Task objective:
Can you give all the records again without altering a single character?

[Data excerpts]
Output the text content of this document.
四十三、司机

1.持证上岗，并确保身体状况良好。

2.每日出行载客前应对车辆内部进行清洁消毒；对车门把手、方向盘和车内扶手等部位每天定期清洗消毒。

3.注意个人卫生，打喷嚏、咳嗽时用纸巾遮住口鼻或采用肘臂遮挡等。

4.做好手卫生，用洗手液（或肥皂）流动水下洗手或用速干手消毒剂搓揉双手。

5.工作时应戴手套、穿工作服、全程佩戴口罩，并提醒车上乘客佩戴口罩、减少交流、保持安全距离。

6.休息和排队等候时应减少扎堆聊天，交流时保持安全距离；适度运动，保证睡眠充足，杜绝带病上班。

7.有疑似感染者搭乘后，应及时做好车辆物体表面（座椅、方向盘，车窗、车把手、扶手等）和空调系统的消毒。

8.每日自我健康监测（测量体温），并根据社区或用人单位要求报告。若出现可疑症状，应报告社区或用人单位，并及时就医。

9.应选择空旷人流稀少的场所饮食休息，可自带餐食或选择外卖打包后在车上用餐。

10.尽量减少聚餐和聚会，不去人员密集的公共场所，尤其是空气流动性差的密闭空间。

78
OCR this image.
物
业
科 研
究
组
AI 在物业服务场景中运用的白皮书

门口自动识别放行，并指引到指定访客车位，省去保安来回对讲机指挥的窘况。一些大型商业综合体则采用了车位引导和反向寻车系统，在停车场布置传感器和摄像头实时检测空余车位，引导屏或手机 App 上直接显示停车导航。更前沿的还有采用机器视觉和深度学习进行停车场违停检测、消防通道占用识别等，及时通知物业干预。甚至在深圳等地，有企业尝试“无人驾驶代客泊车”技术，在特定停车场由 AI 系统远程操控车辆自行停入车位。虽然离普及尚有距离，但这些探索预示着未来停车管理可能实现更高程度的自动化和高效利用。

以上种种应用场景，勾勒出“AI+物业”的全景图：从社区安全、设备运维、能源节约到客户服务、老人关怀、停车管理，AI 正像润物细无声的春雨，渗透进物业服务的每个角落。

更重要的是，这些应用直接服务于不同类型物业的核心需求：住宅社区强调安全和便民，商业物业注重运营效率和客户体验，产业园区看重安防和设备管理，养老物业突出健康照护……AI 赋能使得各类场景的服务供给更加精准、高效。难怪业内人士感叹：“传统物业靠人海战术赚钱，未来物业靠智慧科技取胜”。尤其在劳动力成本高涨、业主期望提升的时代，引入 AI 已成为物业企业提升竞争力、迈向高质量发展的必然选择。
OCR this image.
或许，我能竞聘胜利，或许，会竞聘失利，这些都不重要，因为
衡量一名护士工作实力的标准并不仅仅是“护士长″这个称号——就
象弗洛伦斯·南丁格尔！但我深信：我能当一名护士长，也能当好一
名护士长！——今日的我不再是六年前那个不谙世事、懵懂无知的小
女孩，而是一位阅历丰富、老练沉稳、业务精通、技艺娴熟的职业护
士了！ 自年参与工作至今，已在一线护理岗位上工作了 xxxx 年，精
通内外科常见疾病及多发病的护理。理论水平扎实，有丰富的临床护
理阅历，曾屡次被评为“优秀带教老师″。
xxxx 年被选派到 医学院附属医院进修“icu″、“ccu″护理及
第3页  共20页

Complete output:
Output the text content of this document.
四十三、司机

1.持证上岗，并确保身体状况良好。

2.每日出行载客前应对车辆内部进行清洁消毒；对车门把手、方向盘和车内扶手等部位每天定期清洗消毒。

3.注意个人卫生，打喷嚏、咳嗽时用纸巾遮住口鼻或采用肘臂遮挡等。

4.做好手卫生，用洗手液（或肥皂）流动水下洗手或用速干手消毒剂搓揉双手。

5.工作时应戴手套、穿工作服、全程佩戴口罩，并提醒车上乘客佩戴口罩、减少交流、保持安全距离。

6.休息和排队等候时应减少扎堆聊天，交流时保持安全距离；适度运动，保证睡眠充足，杜绝带病上班。

7.有疑似感染者搭乘后，应及时做好车辆物体表面（座椅、方向盘，车窗、车把手、扶手等）和空调系统的消毒。

8.每日自我健康监测（测量体温），并根据社区或用人单位要求报告。若出现可疑症状，应报告社区或用人单位，并及时就医。

9.应选择空旷人流稀少的场所饮食休息，可自带餐食或选择外卖打包后在车上用餐。

10.尽量减少聚餐和聚会，不去人员密集的公共场所，尤其是空气流动性差的密闭空间。

78
OCR this image.
物
业
科 研
究
组
AI 在物业服务场景中运用的白皮书

门口自动识别放行，并指引到指定访客车位，省去保安来回对讲机指挥的窘况。一些大型商业综合体则采用了车位引导和反向寻车系统，在停车场布置传感器和摄像头实时检测空余车位，引导屏或手机 App 上直接显示停车导航。更前沿的还有采用机器视觉和深度学习进行停车场违停检测、消防通道占用识别等，及时通知物业干预。甚至在深圳等地，有企业尝试“无人驾驶代客泊车”技术，在特定停车场由 AI 系统远程操控车辆自行停入车位。虽然离普及尚有距离，但这些探索预示着未来停车管理可能实现更高程度的自动化和高效利用。

以上种种应用场景，勾勒出“AI+物业”的全景图：从社区安全、设备运维、能源节约到客户服务、老人关怀、停车管理，AI 正像润物细无声的春雨，渗透进物业服务的每个角落。

更重要的是，这些应用直接服务于不同类型物业的核心需求：住宅社区强调安全和便民，商业物业注重运营效率和客户体验，产业园区看重安防和设备管理，养老物业突出健康照护……AI 赋能使得各类场景的服务供给更加精准、高效。难怪业内人士感叹：“传统物业靠人海战术赚钱，未来物业靠智慧科技取胜”。尤其在劳动力成本高涨、业主期望提升的时代，引入 AI 已成为物业企业提升竞争力、迈向高质量发展的必然选择。
OCR this image.
或许，我能竞聘胜利，或许，会竞聘失利，这些都不重要，因为
衡量一名护士工作实力的标准并不仅仅是“护士长″这个称号——就
象弗洛伦斯·南丁格尔！但我深信：我能当一名护士长，也能当好一
名护士长！——今日的我不再是六年前那个不谙世事、懵懂无知的小
女孩，而是一位阅历丰富、老练沉稳、业务精通、技艺娴熟的职业护
士了！ 自年参与工作至今，已在一线护理岗位上工作了 xxxx 年，精
通内外科常见疾病及多发病的护理。理论水平扎实，有丰富的临床护
理阅历，曾屡次被评为“优秀带教老师″。
xxxx 年被选派到 医学院附属医院进修“icu″、“ccu″护理及
第3页  共20页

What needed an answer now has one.